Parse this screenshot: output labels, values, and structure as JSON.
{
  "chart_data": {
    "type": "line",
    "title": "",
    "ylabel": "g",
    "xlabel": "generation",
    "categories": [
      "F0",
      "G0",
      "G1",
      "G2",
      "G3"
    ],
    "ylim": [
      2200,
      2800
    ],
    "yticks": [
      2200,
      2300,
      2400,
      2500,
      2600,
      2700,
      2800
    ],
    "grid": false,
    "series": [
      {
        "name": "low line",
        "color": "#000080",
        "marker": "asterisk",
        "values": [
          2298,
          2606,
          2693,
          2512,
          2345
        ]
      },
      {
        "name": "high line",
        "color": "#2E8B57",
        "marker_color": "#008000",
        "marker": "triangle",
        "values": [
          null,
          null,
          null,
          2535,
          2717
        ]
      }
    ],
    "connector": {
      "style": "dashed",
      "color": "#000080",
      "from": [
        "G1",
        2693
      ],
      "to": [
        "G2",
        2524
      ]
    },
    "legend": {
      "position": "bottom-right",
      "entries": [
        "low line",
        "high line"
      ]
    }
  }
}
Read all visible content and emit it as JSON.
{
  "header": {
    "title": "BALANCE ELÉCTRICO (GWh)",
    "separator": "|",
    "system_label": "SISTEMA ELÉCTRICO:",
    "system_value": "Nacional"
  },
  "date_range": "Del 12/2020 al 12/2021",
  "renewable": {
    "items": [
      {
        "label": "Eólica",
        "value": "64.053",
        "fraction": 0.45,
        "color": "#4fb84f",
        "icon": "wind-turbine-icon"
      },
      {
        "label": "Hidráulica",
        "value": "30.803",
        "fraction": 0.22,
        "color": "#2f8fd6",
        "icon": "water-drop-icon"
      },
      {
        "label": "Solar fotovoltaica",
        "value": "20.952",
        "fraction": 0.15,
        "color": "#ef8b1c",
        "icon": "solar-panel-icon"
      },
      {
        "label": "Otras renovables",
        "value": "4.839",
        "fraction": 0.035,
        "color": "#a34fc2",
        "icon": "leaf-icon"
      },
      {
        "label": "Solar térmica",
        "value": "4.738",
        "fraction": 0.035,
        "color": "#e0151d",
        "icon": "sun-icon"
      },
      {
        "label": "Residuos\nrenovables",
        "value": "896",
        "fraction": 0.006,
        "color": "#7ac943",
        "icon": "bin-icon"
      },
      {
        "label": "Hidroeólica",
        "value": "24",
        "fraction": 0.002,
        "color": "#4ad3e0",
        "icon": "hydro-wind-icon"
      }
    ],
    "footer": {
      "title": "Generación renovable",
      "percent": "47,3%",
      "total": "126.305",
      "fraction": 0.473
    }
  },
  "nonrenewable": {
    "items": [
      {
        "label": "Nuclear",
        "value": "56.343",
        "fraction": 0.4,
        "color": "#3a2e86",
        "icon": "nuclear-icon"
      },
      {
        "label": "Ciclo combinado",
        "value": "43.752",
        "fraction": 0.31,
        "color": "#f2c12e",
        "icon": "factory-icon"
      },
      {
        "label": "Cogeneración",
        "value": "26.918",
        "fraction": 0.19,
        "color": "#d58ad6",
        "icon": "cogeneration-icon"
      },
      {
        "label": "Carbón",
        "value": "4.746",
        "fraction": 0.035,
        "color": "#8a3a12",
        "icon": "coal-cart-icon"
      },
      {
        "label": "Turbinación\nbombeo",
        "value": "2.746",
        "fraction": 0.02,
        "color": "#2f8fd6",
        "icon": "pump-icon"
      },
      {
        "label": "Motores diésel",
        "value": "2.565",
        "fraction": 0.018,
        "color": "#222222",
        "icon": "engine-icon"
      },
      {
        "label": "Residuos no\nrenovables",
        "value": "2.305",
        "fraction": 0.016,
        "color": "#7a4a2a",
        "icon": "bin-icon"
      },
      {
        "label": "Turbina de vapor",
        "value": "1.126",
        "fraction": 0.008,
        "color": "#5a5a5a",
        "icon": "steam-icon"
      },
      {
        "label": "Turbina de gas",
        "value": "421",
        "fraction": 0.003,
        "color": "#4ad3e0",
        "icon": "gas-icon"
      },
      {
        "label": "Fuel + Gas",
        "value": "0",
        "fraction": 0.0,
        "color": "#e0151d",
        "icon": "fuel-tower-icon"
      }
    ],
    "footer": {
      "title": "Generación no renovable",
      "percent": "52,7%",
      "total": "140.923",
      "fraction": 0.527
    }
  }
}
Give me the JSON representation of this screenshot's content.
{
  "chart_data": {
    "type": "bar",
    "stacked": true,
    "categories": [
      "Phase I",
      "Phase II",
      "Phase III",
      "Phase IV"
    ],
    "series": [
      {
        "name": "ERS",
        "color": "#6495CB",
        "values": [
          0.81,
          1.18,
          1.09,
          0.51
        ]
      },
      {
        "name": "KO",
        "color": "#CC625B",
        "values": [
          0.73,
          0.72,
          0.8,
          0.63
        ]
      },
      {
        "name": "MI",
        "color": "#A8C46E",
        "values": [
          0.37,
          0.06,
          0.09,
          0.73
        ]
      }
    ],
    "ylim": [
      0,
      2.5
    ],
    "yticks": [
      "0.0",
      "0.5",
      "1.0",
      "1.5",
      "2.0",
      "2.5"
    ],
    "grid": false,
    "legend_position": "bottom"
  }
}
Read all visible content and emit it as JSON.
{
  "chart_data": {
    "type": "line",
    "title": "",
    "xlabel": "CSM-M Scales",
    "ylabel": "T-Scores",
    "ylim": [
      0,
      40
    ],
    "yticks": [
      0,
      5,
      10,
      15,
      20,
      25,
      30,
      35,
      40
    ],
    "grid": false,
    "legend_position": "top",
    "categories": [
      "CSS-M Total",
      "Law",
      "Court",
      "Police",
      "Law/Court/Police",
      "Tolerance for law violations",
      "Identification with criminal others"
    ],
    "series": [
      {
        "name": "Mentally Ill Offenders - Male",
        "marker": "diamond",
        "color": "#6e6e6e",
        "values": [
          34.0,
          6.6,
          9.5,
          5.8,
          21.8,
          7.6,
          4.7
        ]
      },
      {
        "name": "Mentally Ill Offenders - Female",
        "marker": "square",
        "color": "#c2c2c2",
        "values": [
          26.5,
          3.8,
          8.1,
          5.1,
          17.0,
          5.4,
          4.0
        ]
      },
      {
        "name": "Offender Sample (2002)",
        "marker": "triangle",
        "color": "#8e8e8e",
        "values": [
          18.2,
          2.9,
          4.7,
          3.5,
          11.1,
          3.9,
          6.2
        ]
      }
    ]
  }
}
━━━━━━━━━━━━━━━━
What to do:
Give the number of lines in the material above that have the word "nrenovables" in them, and nothing more.

Expected answer:
2